Exercise directions: Each line containing the word "электропередачи" needs to be copied.

● ● ●

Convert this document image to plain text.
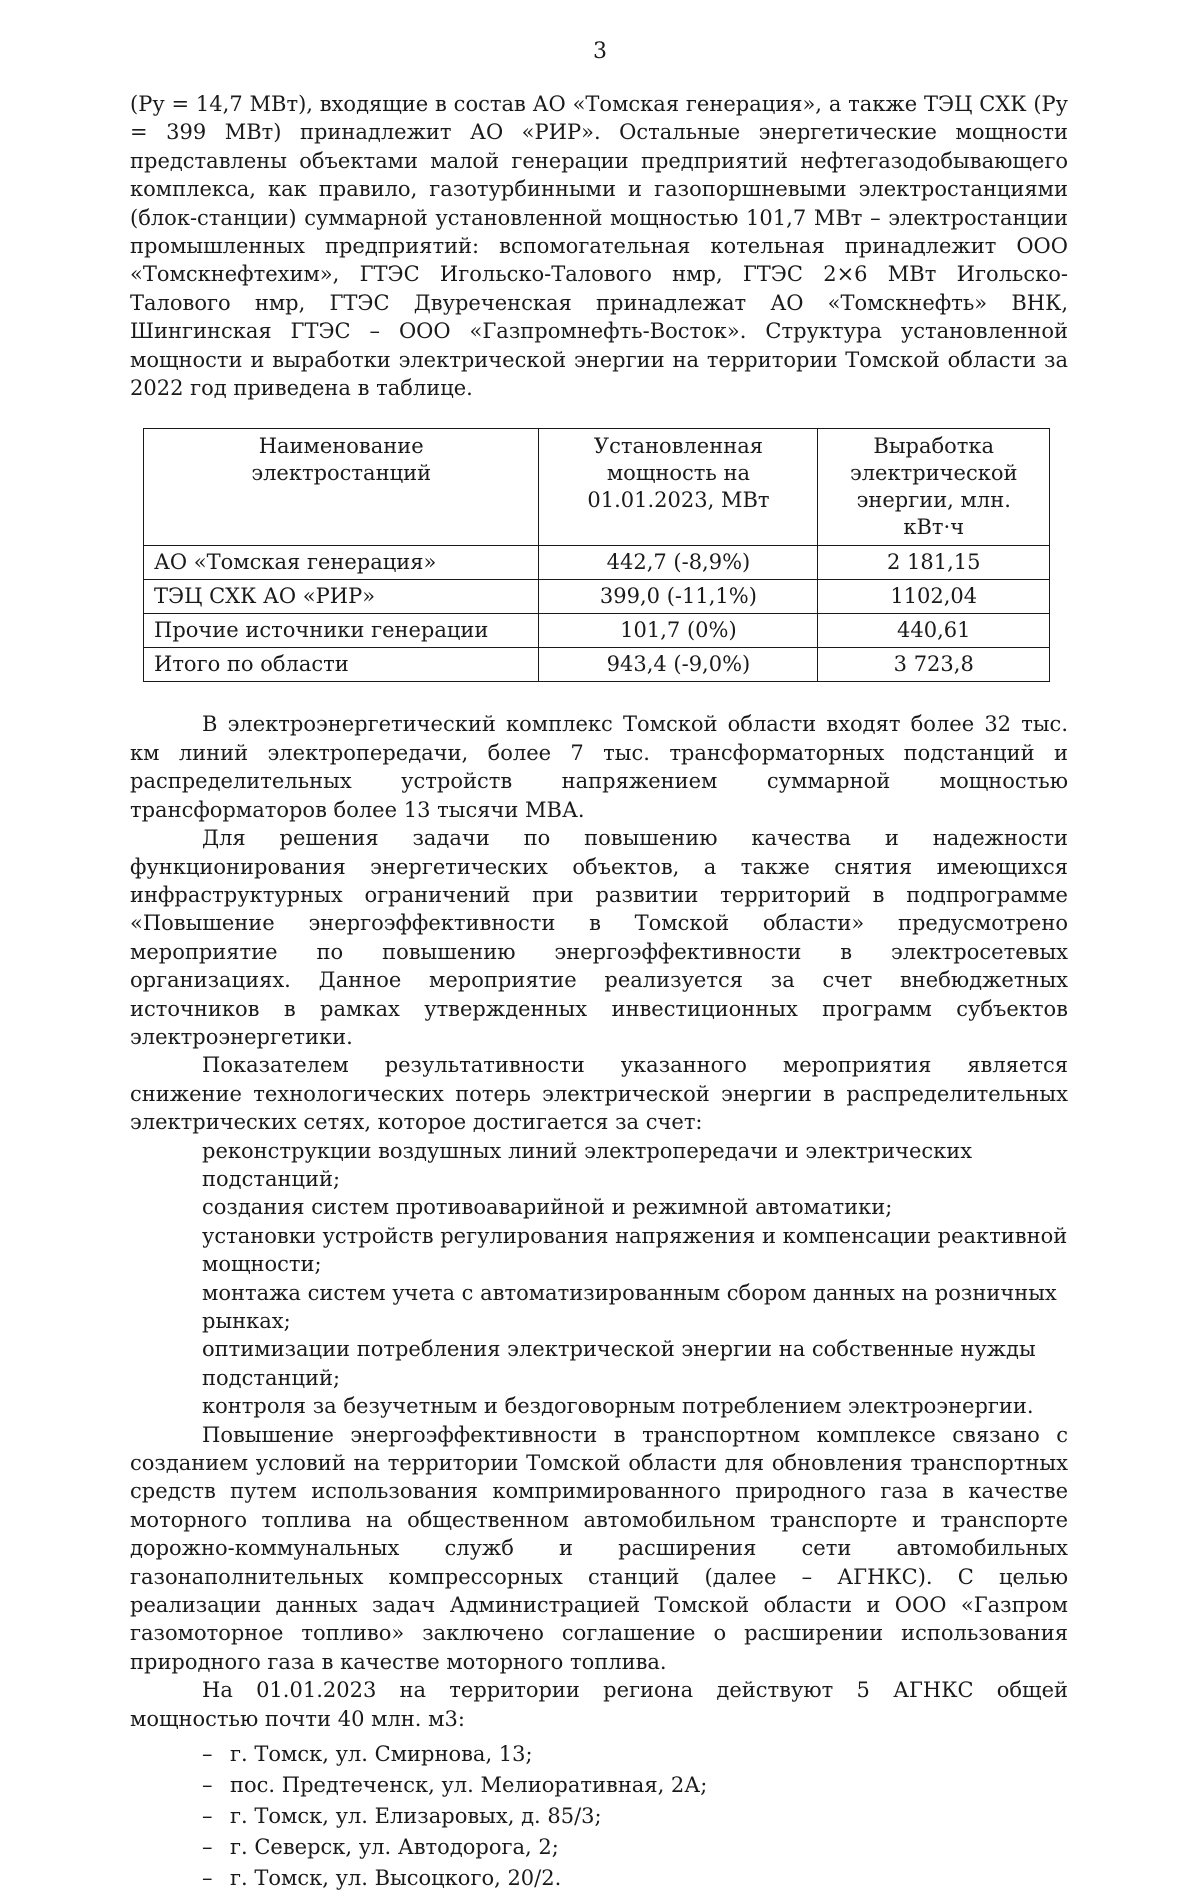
3

(Ру = 14,7 МВт), входящие в состав АО «Томская генерация», а также ТЭЦ СХК (Ру = 399 МВт) принадлежит АО «РИР». Остальные энергетические мощности представлены объектами малой генерации предприятий нефтегазодобывающего комплекса, как правило, газотурбинными и газопоршневыми электростанциями (блок-станции) суммарной установленной мощностью 101,7 МВт – электростанции промышленных предприятий: вспомогательная котельная принадлежит ООО «Томскнефтехим», ГТЭС Игольско-Талового нмр, ГТЭС 2×6 МВт Игольско-Талового нмр, ГТЭС Двуреченская принадлежат АО «Томскнефть» ВНК, Шингинская ГТЭС – ООО «Газпромнефть-Восток». Структура установленной мощности и выработки электрической энергии на территории Томской области за 2022 год приведена в таблице.

Наименование электростанций	Установленная мощность на 01.01.2023, МВт	Выработка электрической энергии, млн. кВт·ч
АО «Томская генерация»	442,7 (-8,9%)	2 181,15
ТЭЦ СХК АО «РИР»	399,0 (-11,1%)	1102,04
Прочие источники генерации	101,7 (0%)	440,61
Итого по области	943,4 (-9,0%)	3 723,8

В электроэнергетический комплекс Томской области входят более 32 тыс. км линий электропередачи, более 7 тыс. трансформаторных подстанций и распределительных устройств напряжением суммарной мощностью трансформаторов более 13 тысячи МВА.

Для решения задачи по повышению качества и надежности функционирования энергетических объектов, а также снятия имеющихся инфраструктурных ограничений при развитии территорий в подпрограмме «Повышение энергоэффективности в Томской области» предусмотрено мероприятие по повышению энергоэффективности в электросетевых организациях. Данное мероприятие реализуется за счет внебюджетных источников в рамках утвержденных инвестиционных программ субъектов электроэнергетики.

Показателем результативности указанного мероприятия является снижение технологических потерь электрической энергии в распределительных электрических сетях, которое достигается за счет:

реконструкции воздушных линий электропередачи и электрических подстанций;
создания систем противоаварийной и режимной автоматики;
установки устройств регулирования напряжения и компенсации реактивной мощности;
монтажа систем учета с автоматизированным сбором данных на розничных рынках;
оптимизации потребления электрической энергии на собственные нужды подстанций;
контроля за безучетным и бездоговорным потреблением электроэнергии.

Повышение энергоэффективности в транспортном комплексе связано с созданием условий на территории Томской области для обновления транспортных средств путем использования компримированного природного газа в качестве моторного топлива на общественном автомобильном транспорте и транспорте дорожно-коммунальных служб и расширения сети автомобильных газонаполнительных компрессорных станций (далее – АГНКС). С целью реализации данных задач Администрацией Томской области и ООО «Газпром газомоторное топливо» заключено соглашение о расширении использования природного газа в качестве моторного топлива.

На 01.01.2023 на территории региона действуют 5 АГНКС общей мощностью почти 40 млн. м3:

– г. Томск, ул. Смирнова, 13;
– пос. Предтеченск, ул. Мелиоративная, 2А;
– г. Томск, ул. Елизаровых, д. 85/3;
– г. Северск, ул. Автодорога, 2;
– г. Томск, ул. Высоцкого, 20/2.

● ● ●

Full answer:
В электроэнергетический комплекс Томской области входят более 32 тыс. км линий электропередачи, более 7 тыс. трансформаторных подстанций и распределительных устройств напряжением суммарной мощностью трансформаторов более 13 тысячи МВА.
реконструкции воздушных линий электропередачи и электрических подстанций;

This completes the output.